* [INSTRUCTIONS TO FOLLOW]: Return the material word for word. Do not include pictures.

-- Start --

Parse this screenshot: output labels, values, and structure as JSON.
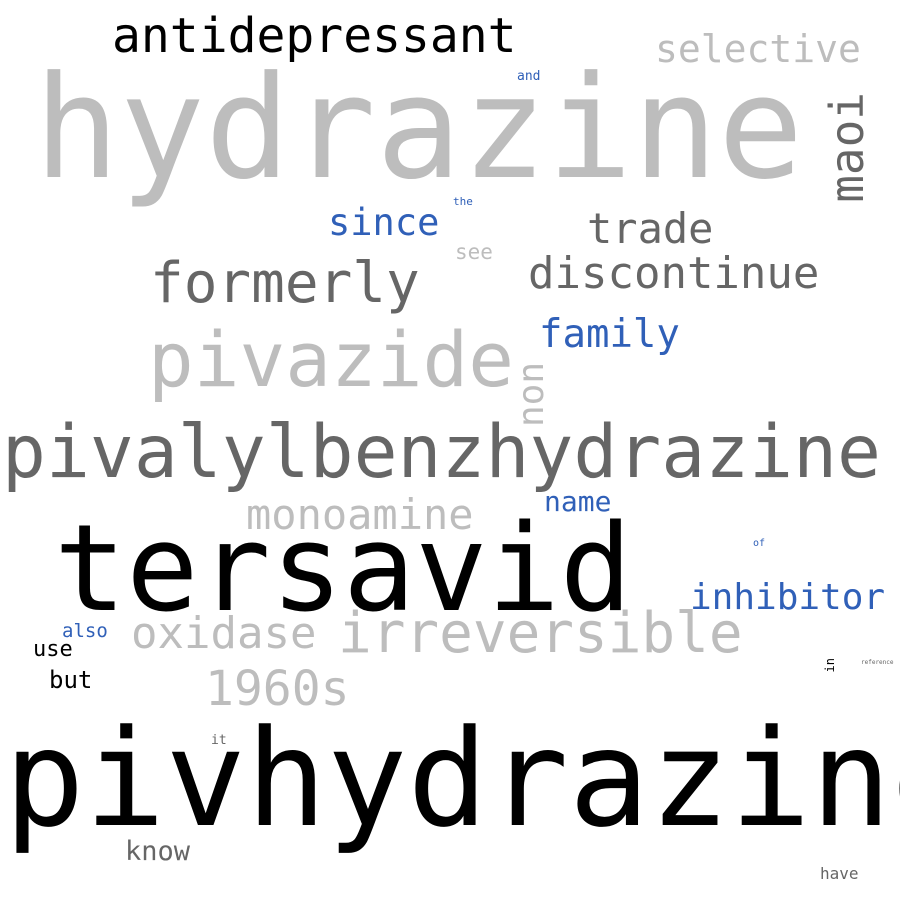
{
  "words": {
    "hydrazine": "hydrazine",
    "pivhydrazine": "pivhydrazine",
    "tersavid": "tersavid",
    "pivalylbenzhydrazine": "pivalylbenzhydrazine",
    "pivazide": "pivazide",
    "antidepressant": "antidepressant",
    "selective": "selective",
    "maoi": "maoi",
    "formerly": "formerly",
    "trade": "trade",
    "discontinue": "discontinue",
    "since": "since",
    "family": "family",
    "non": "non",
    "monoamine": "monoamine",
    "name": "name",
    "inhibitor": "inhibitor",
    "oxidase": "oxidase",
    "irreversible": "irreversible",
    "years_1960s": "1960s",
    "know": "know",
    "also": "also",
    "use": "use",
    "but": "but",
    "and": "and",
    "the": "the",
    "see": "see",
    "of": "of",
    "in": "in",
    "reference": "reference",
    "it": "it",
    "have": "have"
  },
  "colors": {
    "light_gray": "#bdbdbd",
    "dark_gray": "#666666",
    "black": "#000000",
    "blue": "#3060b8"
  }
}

-- End --

* [RESPONSE]:
Parse this screenshot: output labels, values, and structure as JSON.
{
  "words": {
    "hydrazine": "hydrazine",
    "pivhydrazine": "pivhydrazine",
    "tersavid": "tersavid",
    "pivalylbenzhydrazine": "pivalylbenzhydrazine",
    "pivazide": "pivazide",
    "antidepressant": "antidepressant",
    "selective": "selective",
    "maoi": "maoi",
    "formerly": "formerly",
    "trade": "trade",
    "discontinue": "discontinue",
    "since": "since",
    "family": "family",
    "non": "non",
    "monoamine": "monoamine",
    "name": "name",
    "inhibitor": "inhibitor",
    "oxidase": "oxidase",
    "irreversible": "irreversible",
    "years_1960s": "1960s",
    "know": "know",
    "also": "also",
    "use": "use",
    "but": "but",
    "and": "and",
    "the": "the",
    "see": "see",
    "of": "of",
    "in": "in",
    "reference": "reference",
    "it": "it",
    "have": "have"
  },
  "colors": {
    "light_gray": "#bdbdbd",
    "dark_gray": "#666666",
    "black": "#000000",
    "blue": "#3060b8"
  }
}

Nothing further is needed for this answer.